Written problem: Gather all lines with the word "JSON" in them.

Excerpts from a figure dataset:
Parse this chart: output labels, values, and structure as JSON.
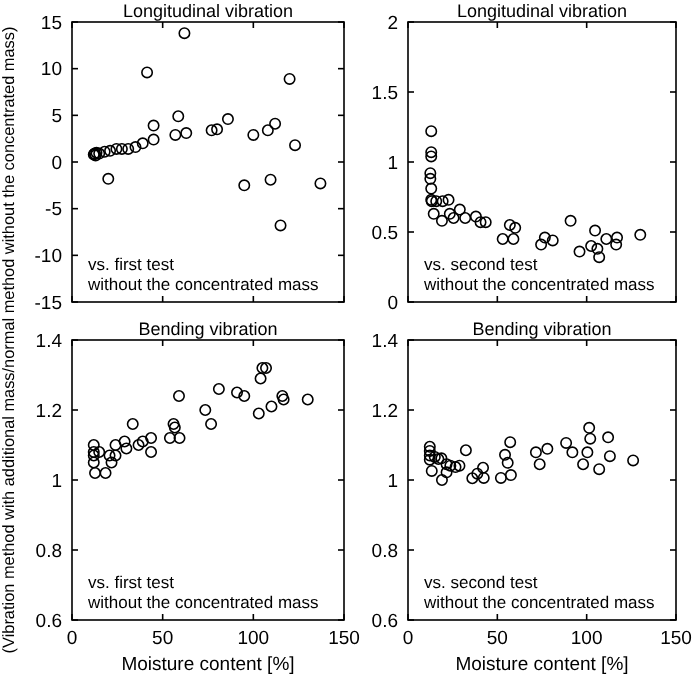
{
  "chart_data": [
    {
      "type": "scatter",
      "title": "Longitudinal vibration",
      "ylabel": "(Vibration method with additional mass/normal method without the concentrated mass)",
      "annotations": [
        "vs. first test\nwithout the concentrated mass"
      ],
      "marker": "circle",
      "tick_labels": "y",
      "xlim": [
        0,
        150
      ],
      "xticks": [
        0,
        50,
        100,
        150
      ],
      "ylim": [
        -15,
        15
      ],
      "yticks": [
        -15,
        -10,
        -5,
        0,
        5,
        10,
        15
      ],
      "series": [
        {
          "color": "#000000",
          "x": [
            12,
            12.5,
            13,
            13.5,
            15,
            18,
            21,
            24.5,
            27.5,
            31,
            35,
            39,
            45,
            45,
            41.4,
            20,
            57,
            58.6,
            63,
            62,
            77,
            80,
            86,
            95,
            100,
            108,
            112,
            109.5,
            115,
            120,
            123,
            137
          ],
          "values": [
            0.8,
            0.9,
            0.7,
            1.0,
            0.9,
            1.1,
            1.2,
            1.4,
            1.4,
            1.4,
            1.6,
            2.0,
            2.4,
            3.9,
            9.6,
            -1.8,
            2.9,
            4.9,
            3.1,
            13.8,
            3.4,
            3.5,
            4.6,
            -2.5,
            2.9,
            3.4,
            4.1,
            -1.9,
            -6.8,
            8.9,
            1.8,
            -2.3
          ]
        }
      ]
    },
    {
      "type": "scatter",
      "title": "Longitudinal vibration",
      "annotations": [
        "vs. second test\nwithout the concentrated mass"
      ],
      "marker": "circle",
      "tick_labels": "y",
      "xlim": [
        0,
        150
      ],
      "xticks": [
        0,
        50,
        100,
        150
      ],
      "ylim": [
        0,
        2
      ],
      "yticks": [
        0,
        0.5,
        1,
        1.5,
        2
      ],
      "series": [
        {
          "color": "#000000",
          "x": [
            13,
            13,
            13,
            12.5,
            12.5,
            13,
            13,
            13.3,
            15.8,
            19.4,
            22.7,
            14.4,
            19,
            23.4,
            25.5,
            29,
            32,
            38,
            40.6,
            43.5,
            53,
            57,
            60,
            59,
            74.5,
            76.6,
            81,
            91,
            96,
            102.5,
            104.7,
            106,
            107,
            111,
            116.5,
            117,
            130
          ],
          "values": [
            1.22,
            1.07,
            1.04,
            0.92,
            0.88,
            0.81,
            0.73,
            0.72,
            0.72,
            0.72,
            0.73,
            0.63,
            0.58,
            0.63,
            0.6,
            0.66,
            0.6,
            0.61,
            0.57,
            0.57,
            0.45,
            0.55,
            0.53,
            0.45,
            0.41,
            0.46,
            0.44,
            0.58,
            0.36,
            0.4,
            0.51,
            0.38,
            0.32,
            0.45,
            0.41,
            0.46,
            0.48
          ]
        }
      ]
    },
    {
      "type": "scatter",
      "title": "Bending vibration",
      "xlabel": "Moisture content [%]",
      "annotations": [
        "vs. first test\nwithout the concentrated mass"
      ],
      "marker": "circle",
      "xlim": [
        0,
        150
      ],
      "xticks": [
        0,
        50,
        100,
        150
      ],
      "ylim": [
        0.6,
        1.4
      ],
      "yticks": [
        0.6,
        0.8,
        1,
        1.2,
        1.4
      ],
      "series": [
        {
          "color": "#000000",
          "x": [
            12,
            12,
            12,
            12,
            12.7,
            15,
            18.5,
            20.7,
            21.8,
            24,
            24,
            29,
            30,
            33.5,
            36.7,
            39,
            43.6,
            43.6,
            54,
            56,
            56.7,
            59,
            59.3,
            73.5,
            76.7,
            81,
            91,
            95,
            103,
            104,
            105,
            107,
            110,
            116,
            116.7,
            130
          ],
          "values": [
            1.1,
            1.08,
            1.07,
            1.05,
            1.02,
            1.08,
            1.02,
            1.07,
            1.05,
            1.07,
            1.1,
            1.11,
            1.09,
            1.16,
            1.1,
            1.11,
            1.12,
            1.08,
            1.12,
            1.16,
            1.15,
            1.24,
            1.12,
            1.2,
            1.16,
            1.26,
            1.25,
            1.24,
            1.19,
            1.29,
            1.32,
            1.32,
            1.21,
            1.24,
            1.23,
            1.23
          ]
        }
      ]
    },
    {
      "type": "scatter",
      "title": "Bending vibration",
      "xlabel": "Moisture content [%]",
      "annotations": [
        "vs. second test\nwithout the concentrated mass"
      ],
      "marker": "circle",
      "xlim": [
        0,
        150
      ],
      "xticks": [
        0,
        50,
        100,
        150
      ],
      "ylim": [
        0.6,
        1.4
      ],
      "yticks": [
        0.6,
        0.8,
        1,
        1.2,
        1.4
      ],
      "series": [
        {
          "color": "#000000",
          "x": [
            12.2,
            12.2,
            12.2,
            12.2,
            13.3,
            15,
            17,
            18.7,
            21.6,
            19,
            21.6,
            23.7,
            26.6,
            28.8,
            32.4,
            36,
            38.8,
            42,
            42.4,
            52,
            54.3,
            55.8,
            57.2,
            57.6,
            71.6,
            73.7,
            78,
            88.5,
            92,
            98,
            100.4,
            101.4,
            102,
            107,
            112,
            113,
            126
          ],
          "values": [
            1.095,
            1.083,
            1.07,
            1.058,
            1.026,
            1.066,
            1.06,
            1.062,
            1.045,
            1.0,
            1.022,
            1.041,
            1.037,
            1.041,
            1.085,
            1.005,
            1.018,
            1.035,
            1.006,
            1.006,
            1.072,
            1.049,
            1.108,
            1.014,
            1.079,
            1.045,
            1.089,
            1.106,
            1.079,
            1.045,
            1.079,
            1.149,
            1.118,
            1.031,
            1.122,
            1.068,
            1.056
          ]
        }
      ]
    }
  ]
}
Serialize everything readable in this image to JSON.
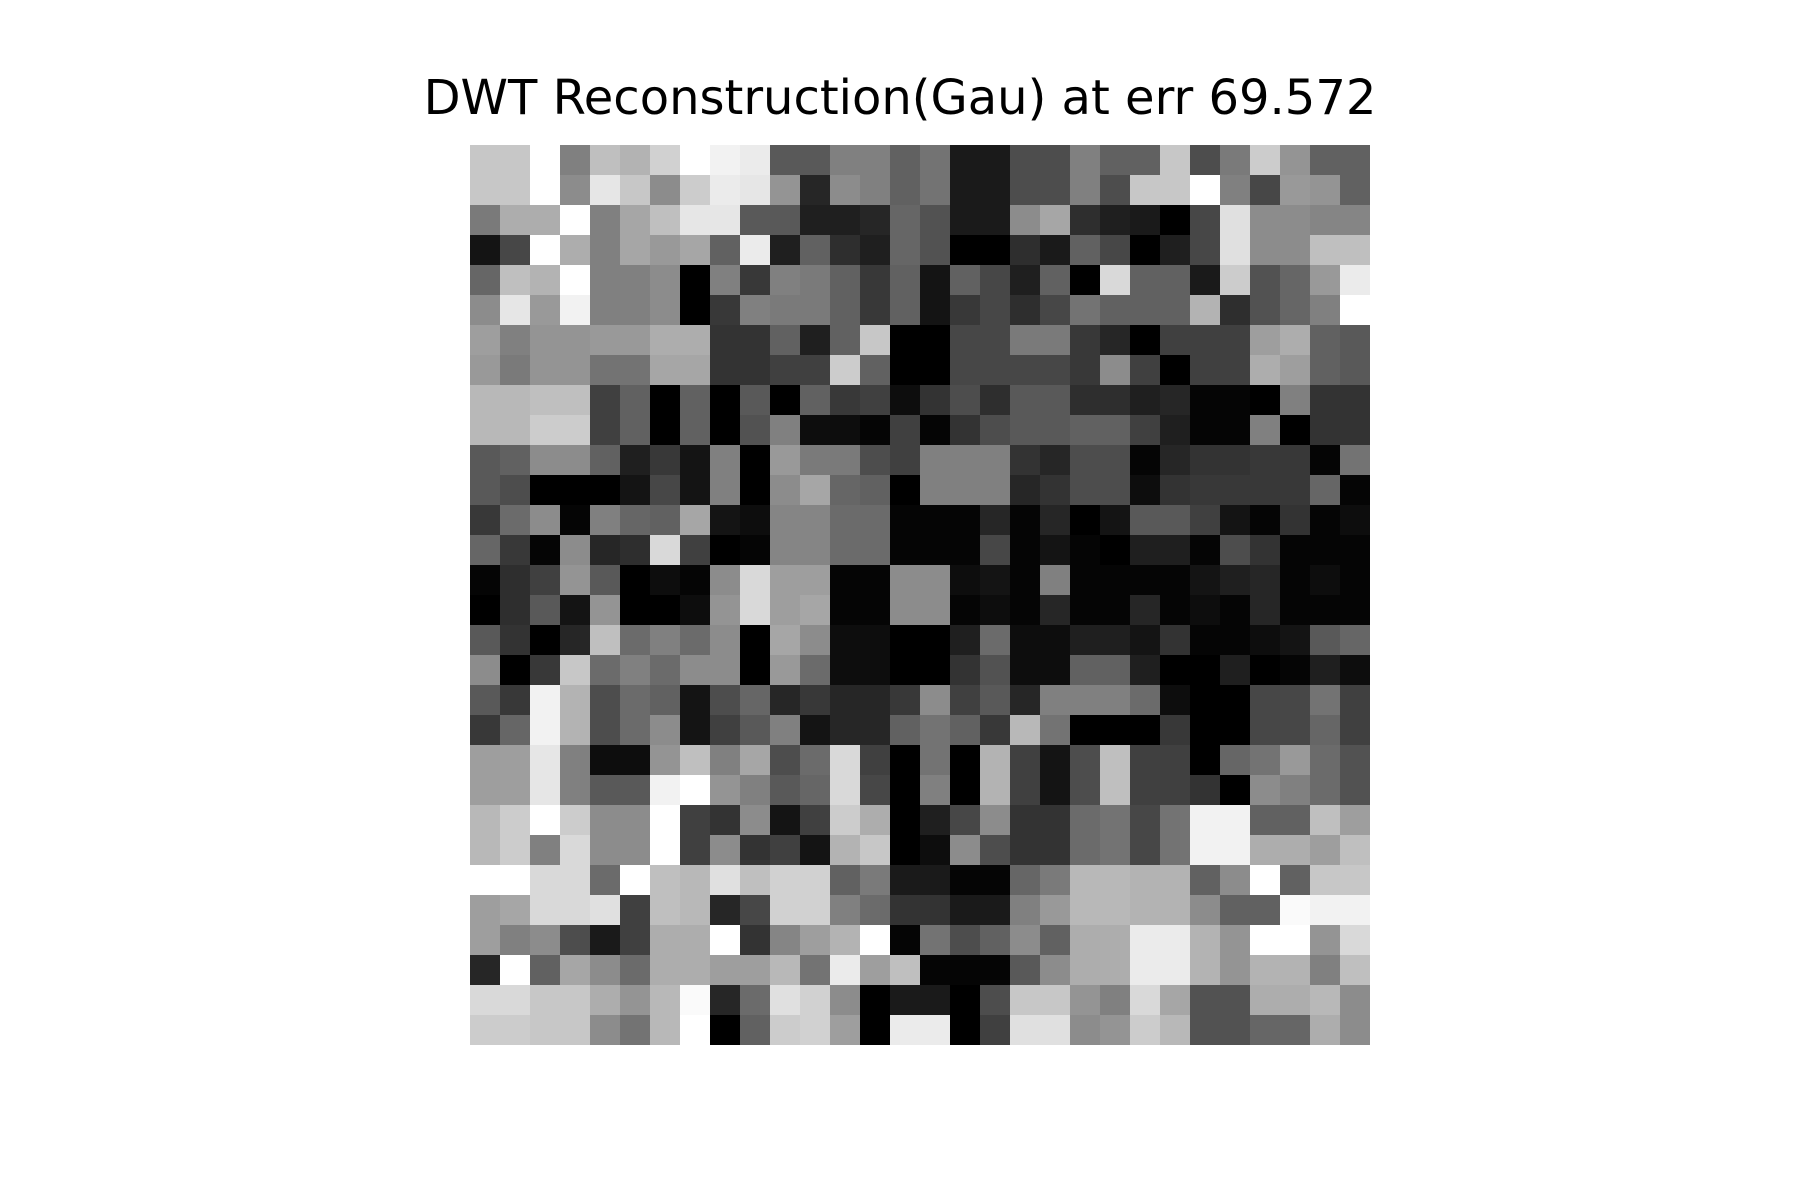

Task result:
Parse this chart: output labels, values, and structure as JSON.
Serialize everything readable in this image to JSON.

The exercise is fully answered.